Quote the data below in full, please, without altering anything.

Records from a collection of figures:
*****

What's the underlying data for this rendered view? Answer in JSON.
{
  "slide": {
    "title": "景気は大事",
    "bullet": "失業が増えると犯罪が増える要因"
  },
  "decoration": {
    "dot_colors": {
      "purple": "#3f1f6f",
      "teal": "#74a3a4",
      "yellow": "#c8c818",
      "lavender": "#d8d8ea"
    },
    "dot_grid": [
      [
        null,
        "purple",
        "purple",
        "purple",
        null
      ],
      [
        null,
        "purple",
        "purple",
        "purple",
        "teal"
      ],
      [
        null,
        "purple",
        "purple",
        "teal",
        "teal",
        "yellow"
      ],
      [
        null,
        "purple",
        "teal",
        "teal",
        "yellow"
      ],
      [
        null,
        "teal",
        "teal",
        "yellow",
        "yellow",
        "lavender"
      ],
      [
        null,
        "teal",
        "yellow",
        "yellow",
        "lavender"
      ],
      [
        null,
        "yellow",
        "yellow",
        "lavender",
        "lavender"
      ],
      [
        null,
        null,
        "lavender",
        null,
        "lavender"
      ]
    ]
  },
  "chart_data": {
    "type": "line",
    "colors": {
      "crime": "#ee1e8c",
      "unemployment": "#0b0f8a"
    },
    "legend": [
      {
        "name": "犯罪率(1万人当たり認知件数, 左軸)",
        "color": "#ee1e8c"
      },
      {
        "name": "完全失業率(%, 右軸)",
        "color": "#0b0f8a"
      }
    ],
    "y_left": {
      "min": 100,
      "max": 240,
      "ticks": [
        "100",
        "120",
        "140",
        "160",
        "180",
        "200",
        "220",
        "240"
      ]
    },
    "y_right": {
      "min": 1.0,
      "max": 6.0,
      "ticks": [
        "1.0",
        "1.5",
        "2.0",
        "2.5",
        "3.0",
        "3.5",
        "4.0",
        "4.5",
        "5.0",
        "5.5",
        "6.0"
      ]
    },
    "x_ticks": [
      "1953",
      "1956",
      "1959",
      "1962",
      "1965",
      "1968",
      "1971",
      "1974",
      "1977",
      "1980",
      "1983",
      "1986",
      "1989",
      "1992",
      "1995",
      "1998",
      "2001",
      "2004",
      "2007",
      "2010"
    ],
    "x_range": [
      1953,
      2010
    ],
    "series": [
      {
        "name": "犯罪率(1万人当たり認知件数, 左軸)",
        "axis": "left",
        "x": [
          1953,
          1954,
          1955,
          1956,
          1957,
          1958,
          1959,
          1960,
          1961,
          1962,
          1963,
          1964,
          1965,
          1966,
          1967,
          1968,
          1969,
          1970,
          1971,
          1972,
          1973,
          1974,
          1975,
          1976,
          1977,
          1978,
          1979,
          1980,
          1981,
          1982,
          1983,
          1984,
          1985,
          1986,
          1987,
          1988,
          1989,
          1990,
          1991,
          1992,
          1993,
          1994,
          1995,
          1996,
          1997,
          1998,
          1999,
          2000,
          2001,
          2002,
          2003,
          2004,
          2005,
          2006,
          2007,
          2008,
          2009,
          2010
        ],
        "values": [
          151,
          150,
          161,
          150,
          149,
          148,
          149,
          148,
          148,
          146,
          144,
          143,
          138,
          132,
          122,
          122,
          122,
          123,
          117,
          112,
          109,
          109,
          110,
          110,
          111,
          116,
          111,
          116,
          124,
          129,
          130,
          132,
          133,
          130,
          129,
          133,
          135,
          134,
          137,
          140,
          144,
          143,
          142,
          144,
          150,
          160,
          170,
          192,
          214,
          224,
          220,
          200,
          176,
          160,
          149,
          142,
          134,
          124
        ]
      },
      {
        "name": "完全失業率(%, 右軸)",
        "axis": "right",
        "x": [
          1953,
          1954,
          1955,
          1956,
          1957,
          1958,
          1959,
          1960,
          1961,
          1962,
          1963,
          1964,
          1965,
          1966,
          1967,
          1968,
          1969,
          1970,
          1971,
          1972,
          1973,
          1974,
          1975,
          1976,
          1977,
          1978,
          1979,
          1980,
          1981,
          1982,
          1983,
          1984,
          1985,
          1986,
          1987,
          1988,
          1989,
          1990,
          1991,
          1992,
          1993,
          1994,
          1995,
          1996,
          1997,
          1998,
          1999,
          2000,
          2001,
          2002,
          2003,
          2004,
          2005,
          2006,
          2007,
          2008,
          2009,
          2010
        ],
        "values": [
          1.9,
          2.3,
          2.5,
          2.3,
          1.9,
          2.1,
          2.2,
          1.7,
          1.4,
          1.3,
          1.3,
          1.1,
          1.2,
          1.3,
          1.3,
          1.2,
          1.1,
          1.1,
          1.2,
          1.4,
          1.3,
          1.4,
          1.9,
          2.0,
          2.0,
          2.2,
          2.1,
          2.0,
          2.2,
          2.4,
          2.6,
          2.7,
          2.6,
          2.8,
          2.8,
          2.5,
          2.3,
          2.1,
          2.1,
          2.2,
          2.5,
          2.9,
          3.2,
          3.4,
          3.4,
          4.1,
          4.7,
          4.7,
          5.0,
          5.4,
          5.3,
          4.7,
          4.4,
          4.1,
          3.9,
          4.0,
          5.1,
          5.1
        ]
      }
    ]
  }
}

*****

• **Expected answer**:
What's the underlying data for this rendered view? Answer in JSON.
{
  "slide": {
    "title": "景気は大事",
    "bullet": "失業が増えると犯罪が増える要因"
  },
  "decoration": {
    "dot_colors": {
      "purple": "#3f1f6f",
      "teal": "#74a3a4",
      "yellow": "#c8c818",
      "lavender": "#d8d8ea"
    },
    "dot_grid": [
      [
        null,
        "purple",
        "purple",
        "purple",
        null
      ],
      [
        null,
        "purple",
        "purple",
        "purple",
        "teal"
      ],
      [
        null,
        "purple",
        "purple",
        "teal",
        "teal",
        "yellow"
      ],
      [
        null,
        "purple",
        "teal",
        "teal",
        "yellow"
      ],
      [
        null,
        "teal",
        "teal",
        "yellow",
        "yellow",
        "lavender"
      ],
      [
        null,
        "teal",
        "yellow",
        "yellow",
        "lavender"
      ],
      [
        null,
        "yellow",
        "yellow",
        "lavender",
        "lavender"
      ],
      [
        null,
        null,
        "lavender",
        null,
        "lavender"
      ]
    ]
  },
  "chart_data": {
    "type": "line",
    "colors": {
      "crime": "#ee1e8c",
      "unemployment": "#0b0f8a"
    },
    "legend": [
      {
        "name": "犯罪率(1万人当たり認知件数, 左軸)",
        "color": "#ee1e8c"
      },
      {
        "name": "完全失業率(%, 右軸)",
        "color": "#0b0f8a"
      }
    ],
    "y_left": {
      "min": 100,
      "max": 240,
      "ticks": [
        "100",
        "120",
        "140",
        "160",
        "180",
        "200",
        "220",
        "240"
      ]
    },
    "y_right": {
      "min": 1.0,
      "max": 6.0,
      "ticks": [
        "1.0",
        "1.5",
        "2.0",
        "2.5",
        "3.0",
        "3.5",
        "4.0",
        "4.5",
        "5.0",
        "5.5",
        "6.0"
      ]
    },
    "x_ticks": [
      "1953",
      "1956",
      "1959",
      "1962",
      "1965",
      "1968",
      "1971",
      "1974",
      "1977",
      "1980",
      "1983",
      "1986",
      "1989",
      "1992",
      "1995",
      "1998",
      "2001",
      "2004",
      "2007",
      "2010"
    ],
    "x_range": [
      1953,
      2010
    ],
    "series": [
      {
        "name": "犯罪率(1万人当たり認知件数, 左軸)",
        "axis": "left",
        "x": [
          1953,
          1954,
          1955,
          1956,
          1957,
          1958,
          1959,
          1960,
          1961,
          1962,
          1963,
          1964,
          1965,
          1966,
          1967,
          1968,
          1969,
          1970,
          1971,
          1972,
          1973,
          1974,
          1975,
          1976,
          1977,
          1978,
          1979,
          1980,
          1981,
          1982,
          1983,
          1984,
          1985,
          1986,
          1987,
          1988,
          1989,
          1990,
          1991,
          1992,
          1993,
          1994,
          1995,
          1996,
          1997,
          1998,
          1999,
          2000,
          2001,
          2002,
          2003,
          2004,
          2005,
          2006,
          2007,
          2008,
          2009,
          2010
        ],
        "values": [
          151,
          150,
          161,
          150,
          149,
          148,
          149,
          148,
          148,
          146,
          144,
          143,
          138,
          132,
          122,
          122,
          122,
          123,
          117,
          112,
          109,
          109,
          110,
          110,
          111,
          116,
          111,
          116,
          124,
          129,
          130,
          132,
          133,
          130,
          129,
          133,
          135,
          134,
          137,
          140,
          144,
          143,
          142,
          144,
          150,
          160,
          170,
          192,
          214,
          224,
          220,
          200,
          176,
          160,
          149,
          142,
          134,
          124
        ]
      },
      {
        "name": "完全失業率(%, 右軸)",
        "axis": "right",
        "x": [
          1953,
          1954,
          1955,
          1956,
          1957,
          1958,
          1959,
          1960,
          1961,
          1962,
          1963,
          1964,
          1965,
          1966,
          1967,
          1968,
          1969,
          1970,
          1971,
          1972,
          1973,
          1974,
          1975,
          1976,
          1977,
          1978,
          1979,
          1980,
          1981,
          1982,
          1983,
          1984,
          1985,
          1986,
          1987,
          1988,
          1989,
          1990,
          1991,
          1992,
          1993,
          1994,
          1995,
          1996,
          1997,
          1998,
          1999,
          2000,
          2001,
          2002,
          2003,
          2004,
          2005,
          2006,
          2007,
          2008,
          2009,
          2010
        ],
        "values": [
          1.9,
          2.3,
          2.5,
          2.3,
          1.9,
          2.1,
          2.2,
          1.7,
          1.4,
          1.3,
          1.3,
          1.1,
          1.2,
          1.3,
          1.3,
          1.2,
          1.1,
          1.1,
          1.2,
          1.4,
          1.3,
          1.4,
          1.9,
          2.0,
          2.0,
          2.2,
          2.1,
          2.0,
          2.2,
          2.4,
          2.6,
          2.7,
          2.6,
          2.8,
          2.8,
          2.5,
          2.3,
          2.1,
          2.1,
          2.2,
          2.5,
          2.9,
          3.2,
          3.4,
          3.4,
          4.1,
          4.7,
          4.7,
          5.0,
          5.4,
          5.3,
          4.7,
          4.4,
          4.1,
          3.9,
          4.0,
          5.1,
          5.1
        ]
      }
    ]
  }
}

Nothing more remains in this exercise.